Put every line of the material below into a Markdown table with two columns, "Number" and "Entry". Number the rows in order and leave out blank lines.

§ Given information:
--

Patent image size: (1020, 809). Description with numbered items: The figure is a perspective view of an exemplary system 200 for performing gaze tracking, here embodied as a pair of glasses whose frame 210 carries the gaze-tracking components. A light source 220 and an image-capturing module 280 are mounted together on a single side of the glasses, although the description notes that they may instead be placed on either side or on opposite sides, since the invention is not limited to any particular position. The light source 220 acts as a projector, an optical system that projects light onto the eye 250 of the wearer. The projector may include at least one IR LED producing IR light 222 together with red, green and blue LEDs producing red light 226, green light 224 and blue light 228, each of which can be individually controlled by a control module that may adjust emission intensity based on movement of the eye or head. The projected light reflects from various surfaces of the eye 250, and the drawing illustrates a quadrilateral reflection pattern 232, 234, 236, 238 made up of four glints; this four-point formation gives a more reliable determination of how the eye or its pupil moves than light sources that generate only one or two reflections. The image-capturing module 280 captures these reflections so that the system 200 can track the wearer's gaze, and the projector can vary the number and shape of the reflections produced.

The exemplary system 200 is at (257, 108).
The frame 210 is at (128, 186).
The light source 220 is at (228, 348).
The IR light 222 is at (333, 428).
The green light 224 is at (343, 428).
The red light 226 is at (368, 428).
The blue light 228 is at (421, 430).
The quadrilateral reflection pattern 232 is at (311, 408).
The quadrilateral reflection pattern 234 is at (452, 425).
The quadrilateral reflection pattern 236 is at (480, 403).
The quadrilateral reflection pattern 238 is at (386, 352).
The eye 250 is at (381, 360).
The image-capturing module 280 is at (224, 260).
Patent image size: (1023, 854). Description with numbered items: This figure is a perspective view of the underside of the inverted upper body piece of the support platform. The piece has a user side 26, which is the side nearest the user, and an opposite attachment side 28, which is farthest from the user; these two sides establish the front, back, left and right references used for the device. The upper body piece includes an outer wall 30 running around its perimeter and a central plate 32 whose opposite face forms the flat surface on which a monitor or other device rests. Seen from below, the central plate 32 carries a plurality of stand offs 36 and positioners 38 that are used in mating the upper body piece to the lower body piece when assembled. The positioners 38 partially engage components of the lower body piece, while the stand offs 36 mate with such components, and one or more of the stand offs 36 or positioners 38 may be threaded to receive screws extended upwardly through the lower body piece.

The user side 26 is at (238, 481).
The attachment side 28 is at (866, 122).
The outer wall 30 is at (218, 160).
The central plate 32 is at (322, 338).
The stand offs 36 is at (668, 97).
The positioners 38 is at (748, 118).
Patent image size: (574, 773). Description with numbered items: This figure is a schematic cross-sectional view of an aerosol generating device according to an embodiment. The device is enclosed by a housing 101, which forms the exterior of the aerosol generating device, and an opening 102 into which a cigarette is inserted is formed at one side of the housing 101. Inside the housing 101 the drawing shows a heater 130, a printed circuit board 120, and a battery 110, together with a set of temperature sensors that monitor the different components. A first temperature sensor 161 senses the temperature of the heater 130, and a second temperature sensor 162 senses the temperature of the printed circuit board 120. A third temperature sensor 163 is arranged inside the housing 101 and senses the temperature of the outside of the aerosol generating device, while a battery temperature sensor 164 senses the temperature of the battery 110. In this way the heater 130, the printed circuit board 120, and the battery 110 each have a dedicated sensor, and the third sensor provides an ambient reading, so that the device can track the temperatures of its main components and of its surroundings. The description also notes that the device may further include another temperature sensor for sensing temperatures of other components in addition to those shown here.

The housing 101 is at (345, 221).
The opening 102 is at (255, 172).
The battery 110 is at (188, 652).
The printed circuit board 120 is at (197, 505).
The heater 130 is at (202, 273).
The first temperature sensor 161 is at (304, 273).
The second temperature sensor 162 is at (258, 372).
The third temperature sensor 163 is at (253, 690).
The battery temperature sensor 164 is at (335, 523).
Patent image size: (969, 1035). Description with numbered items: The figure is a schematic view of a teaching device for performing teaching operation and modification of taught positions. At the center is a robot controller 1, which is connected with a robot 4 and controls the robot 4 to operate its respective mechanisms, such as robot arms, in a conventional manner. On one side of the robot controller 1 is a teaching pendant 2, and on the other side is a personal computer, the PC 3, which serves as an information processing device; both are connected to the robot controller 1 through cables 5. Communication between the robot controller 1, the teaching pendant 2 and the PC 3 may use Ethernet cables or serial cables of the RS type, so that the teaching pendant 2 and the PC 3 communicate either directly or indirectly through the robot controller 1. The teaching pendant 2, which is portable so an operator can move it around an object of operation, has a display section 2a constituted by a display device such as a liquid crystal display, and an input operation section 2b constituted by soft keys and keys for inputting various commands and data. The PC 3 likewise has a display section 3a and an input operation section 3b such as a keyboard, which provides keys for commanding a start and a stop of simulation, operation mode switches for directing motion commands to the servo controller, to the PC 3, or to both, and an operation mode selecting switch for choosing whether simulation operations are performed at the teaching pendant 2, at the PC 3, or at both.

--

§ Completed task:
| Number | Entry |
|---|---|
| 1 | Patent image size: (1020, 809). Description with numbered items: The figure is a perspective view of an exemplary system 200 for performing gaze tracking, here embodied as a pair of glasses whose frame 210 carries the gaze-tracking components. A light source 220 and an image-capturing module 280 are mounted together on a single side of the glasses, although the description notes that they may instead be placed on either side or on opposite sides, since the invention is not limited to any particular position. The light source 220 acts as a projector, an optical system that projects light onto the eye 250 of the wearer. The projector may include at least one IR LED producing IR light 222 together with red, green and blue LEDs producing red light 226, green light 224 and blue light 228, each of which can be individually controlled by a control module that may adjust emission intensity based on movement of the eye or head. The projected light reflects from various surfaces of the eye 250, and the drawing illustrates a quadrilateral reflection pattern 232, 234, 236, 238 made up of four glints; this four-point formation gives a more reliable determination of how the eye or its pupil moves than light sources that generate only one or two reflections. The image-capturing module 280 captures these reflections so that the system 200 can track the wearer's gaze, and the projector can vary the number and shape of the reflections produced. |
| 2 | The exemplary system 200 is at (257, 108). |
| 3 | The frame 210 is at (128, 186). |
| 4 | The light source 220 is at (228, 348). |
| 5 | The IR light 222 is at (333, 428). |
| 6 | The green light 224 is at (343, 428). |
| 7 | The red light 226 is at (368, 428). |
| 8 | The blue light 228 is at (421, 430). |
| 9 | The quadrilateral reflection pattern 232 is at (311, 408). |
| 10 | The quadrilateral reflection pattern 234 is at (452, 425). |
| 11 | The quadrilateral reflection pattern 236 is at (480, 403). |
| 12 | The quadrilateral reflection pattern 238 is at (386, 352). |
| 13 | The eye 250 is at (381, 360). |
| 14 | The image-capturing module 280 is at (224, 260). |
| 15 | Patent image size: (1023, 854). Description with numbered items: This figure is a perspective view of the underside of the inverted upper body piece of the support platform. The piece has a user side 26, which is the side nearest the user, and an opposite attachment side 28, which is farthest from the user; these two sides establish the front, back, left and right references used for the device. The upper body piece includes an outer wall 30 running around its perimeter and a central plate 32 whose opposite face forms the flat surface on which a monitor or other device rests. Seen from below, the central plate 32 carries a plurality of stand offs 36 and positioners 38 that are used in mating the upper body piece to the lower body piece when assembled. The positioners 38 partially engage components of the lower body piece, while the stand offs 36 mate with such components, and one or more of the stand offs 36 or positioners 38 may be threaded to receive screws extended upwardly through the lower body piece. |
| 16 | The user side 26 is at (238, 481). |
| 17 | The attachment side 28 is at (866, 122). |
| 18 | The outer wall 30 is at (218, 160). |
| 19 | The central plate 32 is at (322, 338). |
| 20 | The stand offs 36 is at (668, 97). |
| 21 | The positioners 38 is at (748, 118). |
| 22 | Patent image size: (574, 773). Description with numbered items: This figure is a schematic cross-sectional view of an aerosol generating device according to an embodiment. The device is enclosed by a housing 101, which forms the exterior of the aerosol generating device, and an opening 102 into which a cigarette is inserted is formed at one side of the housing 101. Inside the housing 101 the drawing shows a heater 130, a printed circuit board 120, and a battery 110, together with a set of temperature sensors that monitor the different components. A first temperature sensor 161 senses the temperature of the heater 130, and a second temperature sensor 162 senses the temperature of the printed circuit board 120. A third temperature sensor 163 is arranged inside the housing 101 and senses the temperature of the outside of the aerosol generating device, while a battery temperature sensor 164 senses the temperature of the battery 110. In this way the heater 130, the printed circuit board 120, and the battery 110 each have a dedicated sensor, and the third sensor provides an ambient reading, so that the device can track the temperatures of its main components and of its surroundings. The description also notes that the device may further include another temperature sensor for sensing temperatures of other components in addition to those shown here. |
| 23 | The housing 101 is at (345, 221). |
| 24 | The opening 102 is at (255, 172). |
| 25 | The battery 110 is at (188, 652). |
| 26 | The printed circuit board 120 is at (197, 505). |
| 27 | The heater 130 is at (202, 273). |
| 28 | The first temperature sensor 161 is at (304, 273). |
| 29 | The second temperature sensor 162 is at (258, 372). |
| 30 | The third temperature sensor 163 is at (253, 690). |
| 31 | The battery temperature sensor 164 is at (335, 523). |
| 32 | Patent image size: (969, 1035). Description with numbered items: The figure is a schematic view of a teaching device for performing teaching operation and modification of taught positions. At the center is a robot controller 1, which is connected with a robot 4 and controls the robot 4 to operate its respective mechanisms, such as robot arms, in a conventional manner. On one side of the robot controller 1 is a teaching pendant 2, and on the other side is a personal computer, the PC 3, which serves as an information processing device; both are connected to the robot controller 1 through cables 5. Communication between the robot controller 1, the teaching pendant 2 and the PC 3 may use Ethernet cables or serial cables of the RS type, so that the teaching pendant 2 and the PC 3 communicate either directly or indirectly through the robot controller 1. The teaching pendant 2, which is portable so an operator can move it around an object of operation, has a display section 2a constituted by a display device such as a liquid crystal display, and an input operation section 2b constituted by soft keys and keys for inputting various commands and data. The PC 3 likewise has a display section 3a and an input operation section 3b such as a keyboard, which provides keys for commanding a start and a stop of simulation, operation mode switches for directing motion commands to the servo controller, to the PC 3, or to both, and an operation mode selecting switch for choosing whether simulation operations are performed at the teaching pendant 2, at the PC 3, or at both. |